(Dataset records)
__________
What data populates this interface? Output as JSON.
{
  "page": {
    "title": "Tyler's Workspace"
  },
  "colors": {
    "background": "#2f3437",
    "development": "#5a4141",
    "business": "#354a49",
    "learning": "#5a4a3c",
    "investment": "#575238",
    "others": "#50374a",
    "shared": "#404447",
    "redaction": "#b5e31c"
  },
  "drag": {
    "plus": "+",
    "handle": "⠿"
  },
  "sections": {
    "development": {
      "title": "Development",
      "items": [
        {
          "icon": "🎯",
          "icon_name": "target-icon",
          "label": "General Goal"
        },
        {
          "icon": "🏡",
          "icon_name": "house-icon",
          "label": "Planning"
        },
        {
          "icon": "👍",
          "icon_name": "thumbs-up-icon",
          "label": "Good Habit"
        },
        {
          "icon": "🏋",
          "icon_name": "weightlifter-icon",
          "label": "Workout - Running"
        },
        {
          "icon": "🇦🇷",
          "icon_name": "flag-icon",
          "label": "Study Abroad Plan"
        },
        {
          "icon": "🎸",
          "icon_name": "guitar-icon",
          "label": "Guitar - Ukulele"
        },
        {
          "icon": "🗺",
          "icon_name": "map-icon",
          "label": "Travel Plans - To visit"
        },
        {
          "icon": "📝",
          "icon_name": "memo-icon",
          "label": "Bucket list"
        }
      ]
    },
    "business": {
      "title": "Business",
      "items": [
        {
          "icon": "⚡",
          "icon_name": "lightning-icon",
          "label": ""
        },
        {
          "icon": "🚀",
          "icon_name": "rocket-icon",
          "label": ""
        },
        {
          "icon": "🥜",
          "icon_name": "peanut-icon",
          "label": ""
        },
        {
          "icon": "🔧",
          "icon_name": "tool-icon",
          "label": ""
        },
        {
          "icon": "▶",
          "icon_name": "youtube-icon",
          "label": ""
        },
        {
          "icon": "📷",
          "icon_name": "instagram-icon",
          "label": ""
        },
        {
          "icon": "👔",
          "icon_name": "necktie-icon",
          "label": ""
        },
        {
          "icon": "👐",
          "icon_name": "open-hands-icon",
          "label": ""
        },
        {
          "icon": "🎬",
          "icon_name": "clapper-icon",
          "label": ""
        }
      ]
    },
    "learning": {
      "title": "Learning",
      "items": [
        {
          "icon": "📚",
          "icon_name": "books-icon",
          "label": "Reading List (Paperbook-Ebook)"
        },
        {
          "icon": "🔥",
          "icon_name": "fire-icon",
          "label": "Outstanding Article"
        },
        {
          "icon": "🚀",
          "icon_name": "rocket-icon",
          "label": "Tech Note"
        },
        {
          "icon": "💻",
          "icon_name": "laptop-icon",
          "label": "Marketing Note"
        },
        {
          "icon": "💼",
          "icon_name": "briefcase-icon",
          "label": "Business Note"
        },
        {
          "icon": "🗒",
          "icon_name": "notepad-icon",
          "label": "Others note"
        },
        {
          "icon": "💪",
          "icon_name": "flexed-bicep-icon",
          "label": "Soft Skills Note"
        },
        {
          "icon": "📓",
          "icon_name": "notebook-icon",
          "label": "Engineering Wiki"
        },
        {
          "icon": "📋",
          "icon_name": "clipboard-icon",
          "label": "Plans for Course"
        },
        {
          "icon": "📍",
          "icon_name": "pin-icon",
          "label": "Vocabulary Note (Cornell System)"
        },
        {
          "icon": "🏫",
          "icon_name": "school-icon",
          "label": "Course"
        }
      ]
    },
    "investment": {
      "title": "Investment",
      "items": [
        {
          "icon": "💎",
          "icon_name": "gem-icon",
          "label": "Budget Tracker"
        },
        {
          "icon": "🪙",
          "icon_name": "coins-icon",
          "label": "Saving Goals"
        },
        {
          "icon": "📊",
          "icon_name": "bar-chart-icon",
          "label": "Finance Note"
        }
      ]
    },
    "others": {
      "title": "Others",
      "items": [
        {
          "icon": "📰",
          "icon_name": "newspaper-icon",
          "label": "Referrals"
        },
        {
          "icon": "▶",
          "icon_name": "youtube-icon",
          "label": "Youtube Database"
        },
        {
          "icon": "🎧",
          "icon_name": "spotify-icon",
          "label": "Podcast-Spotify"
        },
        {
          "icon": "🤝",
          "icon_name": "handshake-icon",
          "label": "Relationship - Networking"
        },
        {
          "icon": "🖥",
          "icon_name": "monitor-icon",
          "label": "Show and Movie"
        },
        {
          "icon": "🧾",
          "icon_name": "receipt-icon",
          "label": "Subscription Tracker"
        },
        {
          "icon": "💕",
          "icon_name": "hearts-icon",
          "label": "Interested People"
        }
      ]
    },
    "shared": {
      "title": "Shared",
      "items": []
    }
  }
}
__________
*Goal:* Restate every record exactly, leaving nothing out.

*Solved problem:*
What data populates this interface? Output as JSON.
{
  "page": {
    "title": "Tyler's Workspace"
  },
  "colors": {
    "background": "#2f3437",
    "development": "#5a4141",
    "business": "#354a49",
    "learning": "#5a4a3c",
    "investment": "#575238",
    "others": "#50374a",
    "shared": "#404447",
    "redaction": "#b5e31c"
  },
  "drag": {
    "plus": "+",
    "handle": "⠿"
  },
  "sections": {
    "development": {
      "title": "Development",
      "items": [
        {
          "icon": "🎯",
          "icon_name": "target-icon",
          "label": "General Goal"
        },
        {
          "icon": "🏡",
          "icon_name": "house-icon",
          "label": "Planning"
        },
        {
          "icon": "👍",
          "icon_name": "thumbs-up-icon",
          "label": "Good Habit"
        },
        {
          "icon": "🏋",
          "icon_name": "weightlifter-icon",
          "label": "Workout - Running"
        },
        {
          "icon": "🇦🇷",
          "icon_name": "flag-icon",
          "label": "Study Abroad Plan"
        },
        {
          "icon": "🎸",
          "icon_name": "guitar-icon",
          "label": "Guitar - Ukulele"
        },
        {
          "icon": "🗺",
          "icon_name": "map-icon",
          "label": "Travel Plans - To visit"
        },
        {
          "icon": "📝",
          "icon_name": "memo-icon",
          "label": "Bucket list"
        }
      ]
    },
    "business": {
      "title": "Business",
      "items": [
        {
          "icon": "⚡",
          "icon_name": "lightning-icon",
          "label": ""
        },
        {
          "icon": "🚀",
          "icon_name": "rocket-icon",
          "label": ""
        },
        {
          "icon": "🥜",
          "icon_name": "peanut-icon",
          "label": ""
        },
        {
          "icon": "🔧",
          "icon_name": "tool-icon",
          "label": ""
        },
        {
          "icon": "▶",
          "icon_name": "youtube-icon",
          "label": ""
        },
        {
          "icon": "📷",
          "icon_name": "instagram-icon",
          "label": ""
        },
        {
          "icon": "👔",
          "icon_name": "necktie-icon",
          "label": ""
        },
        {
          "icon": "👐",
          "icon_name": "open-hands-icon",
          "label": ""
        },
        {
          "icon": "🎬",
          "icon_name": "clapper-icon",
          "label": ""
        }
      ]
    },
    "learning": {
      "title": "Learning",
      "items": [
        {
          "icon": "📚",
          "icon_name": "books-icon",
          "label": "Reading List (Paperbook-Ebook)"
        },
        {
          "icon": "🔥",
          "icon_name": "fire-icon",
          "label": "Outstanding Article"
        },
        {
          "icon": "🚀",
          "icon_name": "rocket-icon",
          "label": "Tech Note"
        },
        {
          "icon": "💻",
          "icon_name": "laptop-icon",
          "label": "Marketing Note"
        },
        {
          "icon": "💼",
          "icon_name": "briefcase-icon",
          "label": "Business Note"
        },
        {
          "icon": "🗒",
          "icon_name": "notepad-icon",
          "label": "Others note"
        },
        {
          "icon": "💪",
          "icon_name": "flexed-bicep-icon",
          "label": "Soft Skills Note"
        },
        {
          "icon": "📓",
          "icon_name": "notebook-icon",
          "label": "Engineering Wiki"
        },
        {
          "icon": "📋",
          "icon_name": "clipboard-icon",
          "label": "Plans for Course"
        },
        {
          "icon": "📍",
          "icon_name": "pin-icon",
          "label": "Vocabulary Note (Cornell System)"
        },
        {
          "icon": "🏫",
          "icon_name": "school-icon",
          "label": "Course"
        }
      ]
    },
    "investment": {
      "title": "Investment",
      "items": [
        {
          "icon": "💎",
          "icon_name": "gem-icon",
          "label": "Budget Tracker"
        },
        {
          "icon": "🪙",
          "icon_name": "coins-icon",
          "label": "Saving Goals"
        },
        {
          "icon": "📊",
          "icon_name": "bar-chart-icon",
          "label": "Finance Note"
        }
      ]
    },
    "others": {
      "title": "Others",
      "items": [
        {
          "icon": "📰",
          "icon_name": "newspaper-icon",
          "label": "Referrals"
        },
        {
          "icon": "▶",
          "icon_name": "youtube-icon",
          "label": "Youtube Database"
        },
        {
          "icon": "🎧",
          "icon_name": "spotify-icon",
          "label": "Podcast-Spotify"
        },
        {
          "icon": "🤝",
          "icon_name": "handshake-icon",
          "label": "Relationship - Networking"
        },
        {
          "icon": "🖥",
          "icon_name": "monitor-icon",
          "label": "Show and Movie"
        },
        {
          "icon": "🧾",
          "icon_name": "receipt-icon",
          "label": "Subscription Tracker"
        },
        {
          "icon": "💕",
          "icon_name": "hearts-icon",
          "label": "Interested People"
        }
      ]
    },
    "shared": {
      "title": "Shared",
      "items": []
    }
  }
}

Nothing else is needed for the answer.